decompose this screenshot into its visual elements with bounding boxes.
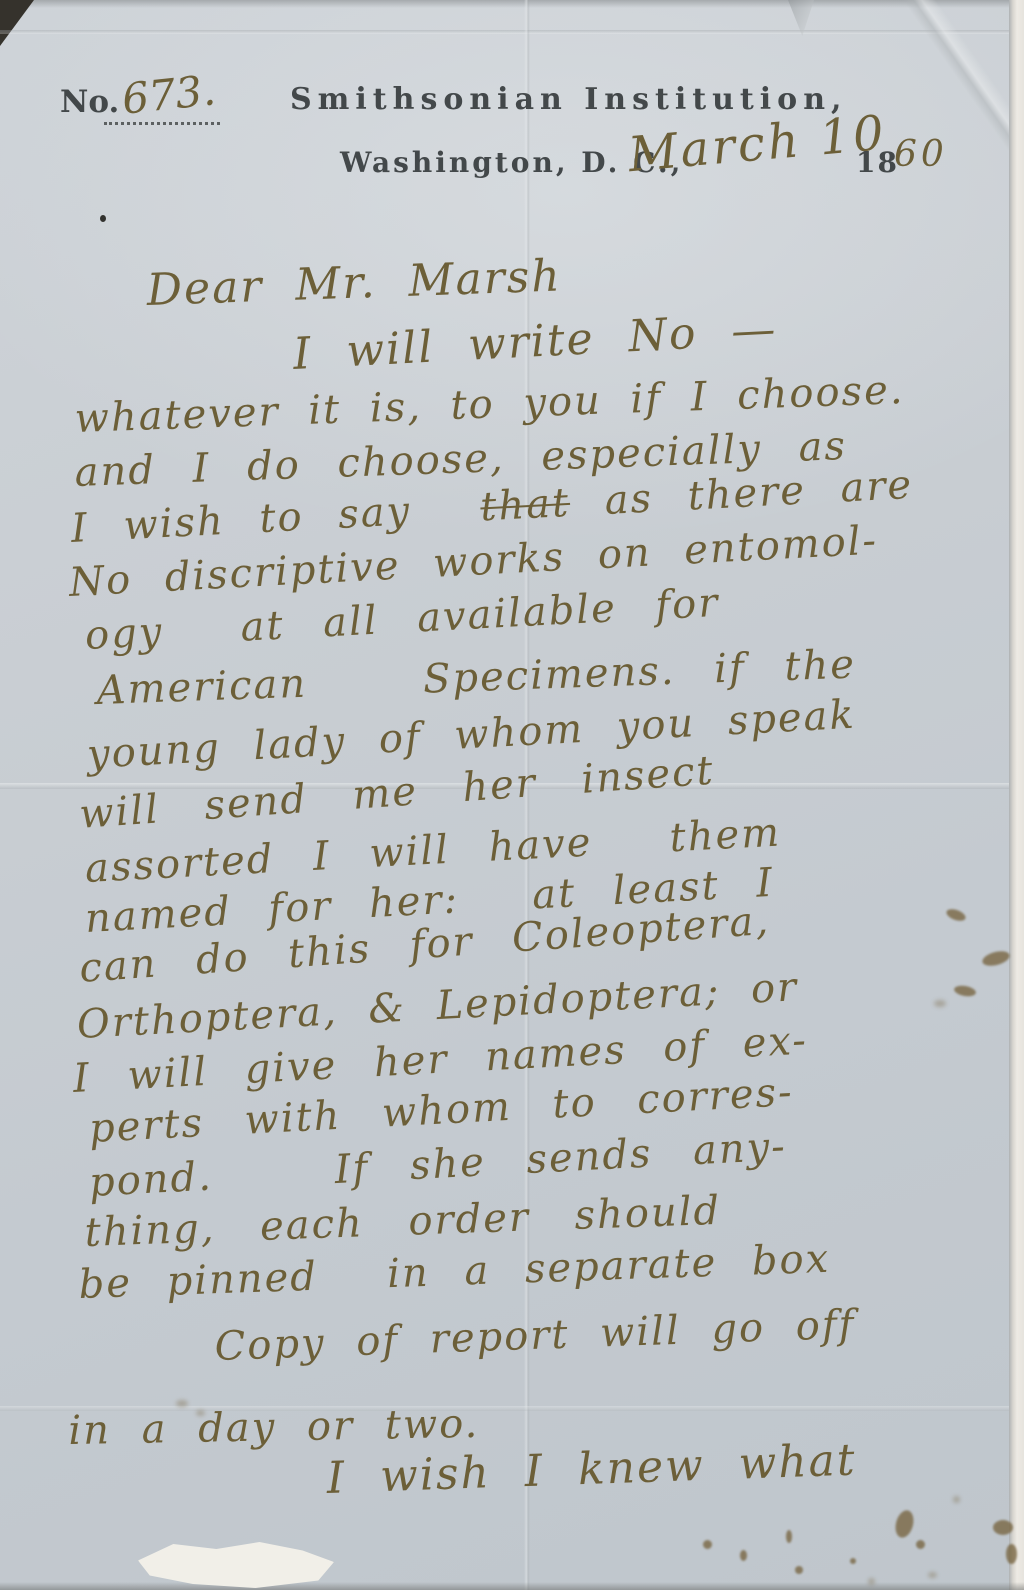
fold-crease-top [0, 30, 1010, 34]
handwritten-line: I will write No — [292, 307, 778, 378]
ink-spatter [1006, 1544, 1017, 1564]
ink-spatter [868, 1578, 875, 1585]
ink-spatter [740, 1550, 747, 1561]
ink-spatter [850, 1558, 856, 1564]
paper: No. 673. Smithsonian Institution, Washin… [0, 0, 1024, 1590]
ink-spatter [703, 1540, 712, 1549]
year-suffix-handwritten: 60 [894, 134, 948, 175]
paper-top-edge [0, 0, 1010, 8]
paper-tear [138, 1538, 334, 1588]
form-number-value-handwritten: 673. [120, 65, 218, 124]
scan-background-corner [0, 0, 34, 46]
ink-spatter [953, 1496, 960, 1503]
handwritten-line: Copy of report will go off [214, 1304, 856, 1368]
institution-name: Smithsonian Institution, [290, 82, 847, 117]
ink-dot [100, 215, 106, 222]
letter-page: No. 673. Smithsonian Institution, Washin… [0, 0, 1024, 1590]
ink-stain [945, 907, 967, 923]
year-prefix-printed: 18 [856, 146, 899, 179]
ink-spatter [993, 1520, 1013, 1535]
handwritten-line: in a day or two. [68, 1403, 480, 1452]
ink-spatter [928, 1572, 937, 1578]
ink-stain [934, 1000, 946, 1007]
ink-stain [981, 949, 1011, 969]
ink-spatter [893, 1508, 917, 1539]
paper-right-edge [1009, 0, 1024, 1590]
ink-spatter [795, 1566, 803, 1574]
ink-spatter [916, 1540, 925, 1549]
handwritten-line: Dear Mr. Marsh [146, 254, 562, 315]
ink-spatter [786, 1530, 792, 1543]
ink-stain [953, 984, 976, 998]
━━━━
◆ **To be done**
Give every line of the listing above as a JSON list of strings, one string per line, with blank lines and the picture left out.

◆ **Solved exercise**
[
  "decompose this screenshot into its visual elements with bounding boxes.",
  "fold-crease-top [0, 30, 1010, 34]",
  "handwritten-line: I will write No — [292, 307, 778, 378]",
  "ink-spatter [1006, 1544, 1017, 1564]",
  "ink-spatter [868, 1578, 875, 1585]",
  "ink-spatter [740, 1550, 747, 1561]",
  "ink-spatter [850, 1558, 856, 1564]",
  "paper: No. 673. Smithsonian Institution, Washin… [0, 0, 1024, 1590]",
  "ink-spatter [703, 1540, 712, 1549]",
  "year-suffix-handwritten: 60 [894, 134, 948, 175]",
  "paper-top-edge [0, 0, 1010, 8]",
  "paper-tear [138, 1538, 334, 1588]",
  "form-number-value-handwritten: 673. [120, 65, 218, 124]",
  "scan-background-corner [0, 0, 34, 46]",
  "ink-spatter [953, 1496, 960, 1503]",
  "handwritten-line: Copy of report will go off [214, 1304, 856, 1368]",
  "institution-name: Smithsonian Institution, [290, 82, 847, 117]",
  "ink-dot [100, 215, 106, 222]",
  "letter-page: No. 673. Smithsonian Institution, Washin… [0, 0, 1024, 1590]",
  "ink-stain [945, 907, 967, 923]",
  "year-prefix-printed: 18 [856, 146, 899, 179]",
  "ink-spatter [993, 1520, 1013, 1535]",
  "handwritten-line: in a day or two. [68, 1403, 480, 1452]",
  "ink-spatter [928, 1572, 937, 1578]",
  "ink-stain [934, 1000, 946, 1007]",
  "ink-stain [981, 949, 1011, 969]",
  "ink-spatter [893, 1508, 917, 1539]",
  "paper-right-edge [1009, 0, 1024, 1590]",
  "ink-spatter [795, 1566, 803, 1574]",
  "ink-spatter [916, 1540, 925, 1549]",
  "handwritten-line: Dear Mr. Marsh [146, 254, 562, 315]",
  "ink-spatter [786, 1530, 792, 1543]",
  "ink-stain [953, 984, 976, 998]"
]